▶ Task brief: Return the whole listing, line for line, without the pictures in it.

▶ Dataset entries:

⟨

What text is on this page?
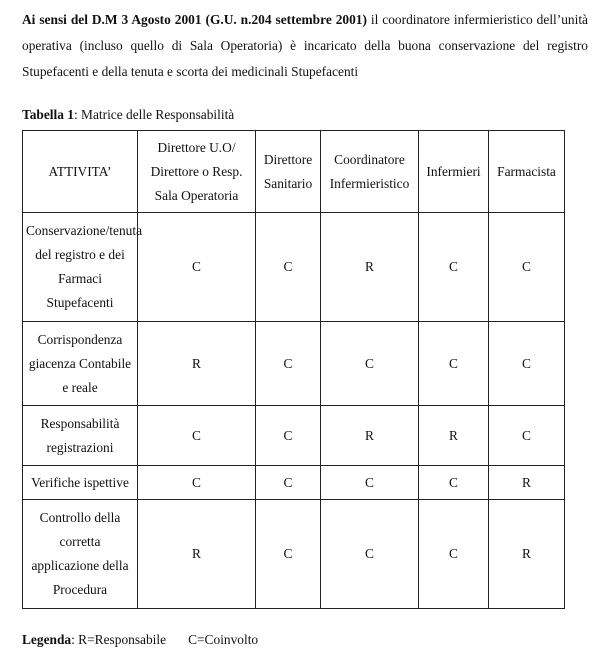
Ai sensi del D.M 3 Agosto 2001 (G.U. n.204 settembre 2001) il coordinatore infermieristico dell’unità operativa (incluso quello di Sala Operatoria) è incaricato della buona conservazione del registro Stupefacenti e della tenuta e scorta dei medicinali Stupefacenti

Tabella 1: Matrice delle Responsabilità

ATTIVITA’	Direttore U.O/ Direttore o Resp. Sala Operatoria	Direttore Sanitario	Coordinatore Infermieristico	Infermieri	Farmacista
Conservazione/tenuta del registro e dei Farmaci Stupefacenti	C	C	R	C	C
Corrispondenza giacenza Contabile e reale	R	C	C	C	C
Responsabilità registrazioni	C	C	R	R	C
Verifiche ispettive	C	C	C	C	R
Controllo della corretta applicazione della Procedura	R	C	C	C	R

Legenda: R=Responsabile C=Coinvolto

⟩

▶ The output:
What text is on this page?
Ai sensi del D.M 3 Agosto 2001 (G.U. n.204 settembre 2001) il coordinatore infermieristico dell’unità operativa (incluso quello di Sala Operatoria) è incaricato della buona conservazione del registro Stupefacenti e della tenuta e scorta dei medicinali Stupefacenti

Tabella 1: Matrice delle Responsabilità

ATTIVITA’	Direttore U.O/ Direttore o Resp. Sala Operatoria	Direttore Sanitario	Coordinatore Infermieristico	Infermieri	Farmacista
Conservazione/tenuta del registro e dei Farmaci Stupefacenti	C	C	R	C	C
Corrispondenza giacenza Contabile e reale	R	C	C	C	C
Responsabilità registrazioni	C	C	R	R	C
Verifiche ispettive	C	C	C	C	R
Controllo della corretta applicazione della Procedura	R	C	C	C	R

Legenda: R=Responsabile C=Coinvolto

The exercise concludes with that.